§ Work required:
Give the number of lines in the listing that hold the word "Request". Write nothing but that number.

━━━ Exercise materials ━━━

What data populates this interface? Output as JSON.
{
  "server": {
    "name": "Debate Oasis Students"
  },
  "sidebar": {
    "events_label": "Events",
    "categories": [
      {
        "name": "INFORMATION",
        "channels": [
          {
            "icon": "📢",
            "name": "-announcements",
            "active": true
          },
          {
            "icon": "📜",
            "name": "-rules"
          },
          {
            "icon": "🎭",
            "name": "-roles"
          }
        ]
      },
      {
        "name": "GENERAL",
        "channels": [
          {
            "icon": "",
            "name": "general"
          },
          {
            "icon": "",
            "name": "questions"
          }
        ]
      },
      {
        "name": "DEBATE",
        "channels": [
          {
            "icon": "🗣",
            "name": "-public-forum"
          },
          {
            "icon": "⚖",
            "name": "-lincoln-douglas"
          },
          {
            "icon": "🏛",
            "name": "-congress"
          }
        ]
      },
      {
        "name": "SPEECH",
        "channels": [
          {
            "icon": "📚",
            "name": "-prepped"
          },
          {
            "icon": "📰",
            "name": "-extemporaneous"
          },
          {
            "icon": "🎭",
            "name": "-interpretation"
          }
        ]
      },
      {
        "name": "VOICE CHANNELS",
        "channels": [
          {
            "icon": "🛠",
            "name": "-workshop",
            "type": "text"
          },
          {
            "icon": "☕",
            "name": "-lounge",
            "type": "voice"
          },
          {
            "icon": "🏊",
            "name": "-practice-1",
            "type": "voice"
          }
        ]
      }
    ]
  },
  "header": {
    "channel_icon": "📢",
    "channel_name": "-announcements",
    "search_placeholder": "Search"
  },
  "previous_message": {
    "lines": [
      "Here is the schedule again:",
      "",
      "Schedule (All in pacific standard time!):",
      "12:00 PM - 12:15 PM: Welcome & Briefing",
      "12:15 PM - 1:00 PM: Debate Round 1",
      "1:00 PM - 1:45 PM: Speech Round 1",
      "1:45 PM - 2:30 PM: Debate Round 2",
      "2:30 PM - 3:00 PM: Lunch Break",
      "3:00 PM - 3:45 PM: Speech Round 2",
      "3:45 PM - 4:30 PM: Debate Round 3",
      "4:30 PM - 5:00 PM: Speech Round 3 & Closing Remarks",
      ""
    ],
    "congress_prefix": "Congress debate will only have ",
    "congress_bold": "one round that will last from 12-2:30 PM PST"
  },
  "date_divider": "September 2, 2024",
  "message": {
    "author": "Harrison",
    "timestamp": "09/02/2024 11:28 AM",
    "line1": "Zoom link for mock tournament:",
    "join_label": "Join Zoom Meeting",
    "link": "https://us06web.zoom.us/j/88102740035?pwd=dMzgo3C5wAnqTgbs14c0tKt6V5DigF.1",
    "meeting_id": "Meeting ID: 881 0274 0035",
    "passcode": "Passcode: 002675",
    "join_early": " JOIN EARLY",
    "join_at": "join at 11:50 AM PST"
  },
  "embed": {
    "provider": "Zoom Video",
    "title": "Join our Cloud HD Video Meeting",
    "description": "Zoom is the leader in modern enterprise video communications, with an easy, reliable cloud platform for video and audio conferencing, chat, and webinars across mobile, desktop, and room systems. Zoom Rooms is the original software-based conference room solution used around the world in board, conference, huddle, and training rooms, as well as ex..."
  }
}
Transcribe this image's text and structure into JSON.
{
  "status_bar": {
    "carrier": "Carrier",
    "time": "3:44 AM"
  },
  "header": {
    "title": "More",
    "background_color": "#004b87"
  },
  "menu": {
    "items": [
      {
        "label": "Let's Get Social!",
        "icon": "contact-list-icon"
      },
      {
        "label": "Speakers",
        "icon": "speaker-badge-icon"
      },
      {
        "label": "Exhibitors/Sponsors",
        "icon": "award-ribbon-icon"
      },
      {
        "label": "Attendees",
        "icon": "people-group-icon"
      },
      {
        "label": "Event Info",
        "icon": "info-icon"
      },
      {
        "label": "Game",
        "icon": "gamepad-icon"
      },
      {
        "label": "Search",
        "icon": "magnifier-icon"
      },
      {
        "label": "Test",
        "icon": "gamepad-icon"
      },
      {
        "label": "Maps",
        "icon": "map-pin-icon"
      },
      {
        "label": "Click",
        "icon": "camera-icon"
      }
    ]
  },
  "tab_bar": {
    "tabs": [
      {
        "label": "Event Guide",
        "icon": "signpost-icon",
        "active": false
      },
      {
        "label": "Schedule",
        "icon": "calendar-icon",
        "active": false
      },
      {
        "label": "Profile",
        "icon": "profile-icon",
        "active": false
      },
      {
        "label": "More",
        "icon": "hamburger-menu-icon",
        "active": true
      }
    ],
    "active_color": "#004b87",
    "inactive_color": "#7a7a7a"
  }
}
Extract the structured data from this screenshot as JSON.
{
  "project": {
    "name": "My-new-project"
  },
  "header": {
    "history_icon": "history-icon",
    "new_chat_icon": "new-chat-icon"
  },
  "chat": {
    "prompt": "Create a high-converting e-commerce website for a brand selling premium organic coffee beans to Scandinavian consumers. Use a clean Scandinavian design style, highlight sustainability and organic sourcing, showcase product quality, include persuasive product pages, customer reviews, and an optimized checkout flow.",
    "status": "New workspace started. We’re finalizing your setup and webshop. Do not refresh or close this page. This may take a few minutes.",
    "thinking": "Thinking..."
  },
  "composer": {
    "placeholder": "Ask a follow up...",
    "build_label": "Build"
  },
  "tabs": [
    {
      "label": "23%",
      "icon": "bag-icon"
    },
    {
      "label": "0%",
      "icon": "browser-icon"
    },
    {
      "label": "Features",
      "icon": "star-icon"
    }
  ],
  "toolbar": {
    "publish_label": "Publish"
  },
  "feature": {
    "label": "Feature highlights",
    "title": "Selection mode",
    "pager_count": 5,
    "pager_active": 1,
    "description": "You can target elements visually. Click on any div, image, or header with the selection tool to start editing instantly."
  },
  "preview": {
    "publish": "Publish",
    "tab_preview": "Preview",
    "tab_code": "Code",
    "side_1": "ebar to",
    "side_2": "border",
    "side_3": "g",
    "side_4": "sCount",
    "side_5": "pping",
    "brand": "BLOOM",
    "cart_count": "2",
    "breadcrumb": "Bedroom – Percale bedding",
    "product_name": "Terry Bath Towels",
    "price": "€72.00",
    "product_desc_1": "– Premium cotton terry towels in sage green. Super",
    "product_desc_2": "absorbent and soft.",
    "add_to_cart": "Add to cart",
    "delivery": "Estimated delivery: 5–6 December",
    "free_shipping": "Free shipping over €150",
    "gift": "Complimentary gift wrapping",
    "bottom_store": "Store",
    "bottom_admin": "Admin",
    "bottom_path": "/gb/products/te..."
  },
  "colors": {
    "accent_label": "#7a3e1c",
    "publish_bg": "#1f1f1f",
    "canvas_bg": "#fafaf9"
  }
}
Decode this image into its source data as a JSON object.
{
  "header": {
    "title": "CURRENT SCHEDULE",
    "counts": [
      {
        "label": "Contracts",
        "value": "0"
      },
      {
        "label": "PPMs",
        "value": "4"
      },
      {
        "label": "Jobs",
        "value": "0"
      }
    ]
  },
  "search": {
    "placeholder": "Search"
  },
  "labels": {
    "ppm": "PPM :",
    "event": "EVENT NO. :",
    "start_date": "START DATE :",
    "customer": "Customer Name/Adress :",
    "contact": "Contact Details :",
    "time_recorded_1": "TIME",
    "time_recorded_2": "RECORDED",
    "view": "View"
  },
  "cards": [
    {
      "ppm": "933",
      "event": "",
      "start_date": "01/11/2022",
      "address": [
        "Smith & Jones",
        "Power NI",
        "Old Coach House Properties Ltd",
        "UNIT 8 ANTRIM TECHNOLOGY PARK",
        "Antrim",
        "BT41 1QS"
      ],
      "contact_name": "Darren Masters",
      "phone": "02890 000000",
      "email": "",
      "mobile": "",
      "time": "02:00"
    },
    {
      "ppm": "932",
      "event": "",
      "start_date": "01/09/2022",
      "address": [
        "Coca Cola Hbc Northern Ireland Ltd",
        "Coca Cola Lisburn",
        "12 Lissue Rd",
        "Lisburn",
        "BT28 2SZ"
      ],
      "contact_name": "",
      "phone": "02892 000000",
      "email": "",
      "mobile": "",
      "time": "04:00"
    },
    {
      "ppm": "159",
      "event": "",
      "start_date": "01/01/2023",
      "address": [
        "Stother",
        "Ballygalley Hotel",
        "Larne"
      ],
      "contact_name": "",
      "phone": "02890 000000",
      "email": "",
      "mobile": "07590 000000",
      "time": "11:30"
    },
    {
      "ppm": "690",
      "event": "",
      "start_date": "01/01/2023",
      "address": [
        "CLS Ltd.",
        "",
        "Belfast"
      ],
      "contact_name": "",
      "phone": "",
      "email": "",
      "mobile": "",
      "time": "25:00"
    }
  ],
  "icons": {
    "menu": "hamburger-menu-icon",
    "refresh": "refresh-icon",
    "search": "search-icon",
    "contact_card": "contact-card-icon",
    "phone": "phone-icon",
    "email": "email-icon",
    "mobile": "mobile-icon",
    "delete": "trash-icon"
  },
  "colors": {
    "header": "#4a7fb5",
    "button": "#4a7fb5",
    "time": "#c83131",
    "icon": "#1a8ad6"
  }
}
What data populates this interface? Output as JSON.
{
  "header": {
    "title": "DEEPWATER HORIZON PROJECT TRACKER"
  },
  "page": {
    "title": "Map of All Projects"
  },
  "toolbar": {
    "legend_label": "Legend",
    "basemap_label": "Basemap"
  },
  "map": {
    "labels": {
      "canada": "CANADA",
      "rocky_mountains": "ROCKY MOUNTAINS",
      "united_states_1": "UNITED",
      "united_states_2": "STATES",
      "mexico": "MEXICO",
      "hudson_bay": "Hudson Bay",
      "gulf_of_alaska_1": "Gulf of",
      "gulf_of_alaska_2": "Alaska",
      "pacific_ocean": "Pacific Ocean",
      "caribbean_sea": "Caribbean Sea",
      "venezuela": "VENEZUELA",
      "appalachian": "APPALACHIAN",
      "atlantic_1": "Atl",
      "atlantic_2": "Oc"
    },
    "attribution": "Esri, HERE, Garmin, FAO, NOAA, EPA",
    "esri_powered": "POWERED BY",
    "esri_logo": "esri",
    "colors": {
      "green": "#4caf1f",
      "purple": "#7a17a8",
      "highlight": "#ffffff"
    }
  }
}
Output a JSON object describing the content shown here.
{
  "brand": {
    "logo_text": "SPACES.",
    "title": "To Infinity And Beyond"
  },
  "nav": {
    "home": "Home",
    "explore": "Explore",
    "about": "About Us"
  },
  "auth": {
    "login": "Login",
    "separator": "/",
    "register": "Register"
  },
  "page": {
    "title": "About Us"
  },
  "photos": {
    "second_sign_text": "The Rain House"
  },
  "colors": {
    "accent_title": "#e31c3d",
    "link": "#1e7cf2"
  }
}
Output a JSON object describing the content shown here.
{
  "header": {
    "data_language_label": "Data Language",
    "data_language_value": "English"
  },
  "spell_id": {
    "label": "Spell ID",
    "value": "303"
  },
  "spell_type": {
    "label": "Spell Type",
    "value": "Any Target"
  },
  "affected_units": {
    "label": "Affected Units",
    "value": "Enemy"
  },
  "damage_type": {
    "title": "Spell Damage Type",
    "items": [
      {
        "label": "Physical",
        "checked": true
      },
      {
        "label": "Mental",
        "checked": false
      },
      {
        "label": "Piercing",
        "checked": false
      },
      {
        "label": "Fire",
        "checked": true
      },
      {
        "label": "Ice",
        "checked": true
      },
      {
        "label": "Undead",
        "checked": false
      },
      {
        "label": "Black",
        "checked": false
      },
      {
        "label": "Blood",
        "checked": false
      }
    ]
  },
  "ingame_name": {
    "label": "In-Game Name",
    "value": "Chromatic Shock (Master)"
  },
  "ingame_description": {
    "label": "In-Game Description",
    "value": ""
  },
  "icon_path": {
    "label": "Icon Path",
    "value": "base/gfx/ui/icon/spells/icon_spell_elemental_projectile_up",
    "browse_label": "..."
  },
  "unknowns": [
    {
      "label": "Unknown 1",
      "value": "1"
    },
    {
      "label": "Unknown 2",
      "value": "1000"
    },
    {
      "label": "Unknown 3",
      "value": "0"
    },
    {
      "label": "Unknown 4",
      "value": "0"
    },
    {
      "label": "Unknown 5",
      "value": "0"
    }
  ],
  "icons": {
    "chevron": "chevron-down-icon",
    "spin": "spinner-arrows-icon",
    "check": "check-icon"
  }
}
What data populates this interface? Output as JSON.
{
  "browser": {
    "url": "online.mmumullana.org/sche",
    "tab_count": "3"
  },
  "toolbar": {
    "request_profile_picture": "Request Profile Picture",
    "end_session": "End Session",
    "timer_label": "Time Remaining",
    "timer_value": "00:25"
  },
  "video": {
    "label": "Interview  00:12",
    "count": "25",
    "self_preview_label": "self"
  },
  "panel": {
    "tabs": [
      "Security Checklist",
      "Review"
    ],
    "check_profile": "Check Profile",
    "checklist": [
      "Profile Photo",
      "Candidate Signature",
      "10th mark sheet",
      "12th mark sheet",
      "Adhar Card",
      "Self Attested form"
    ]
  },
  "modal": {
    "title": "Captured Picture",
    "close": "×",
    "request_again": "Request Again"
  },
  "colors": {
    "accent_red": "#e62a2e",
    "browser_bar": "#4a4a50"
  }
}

━━━

§ Solution to this exercise:
2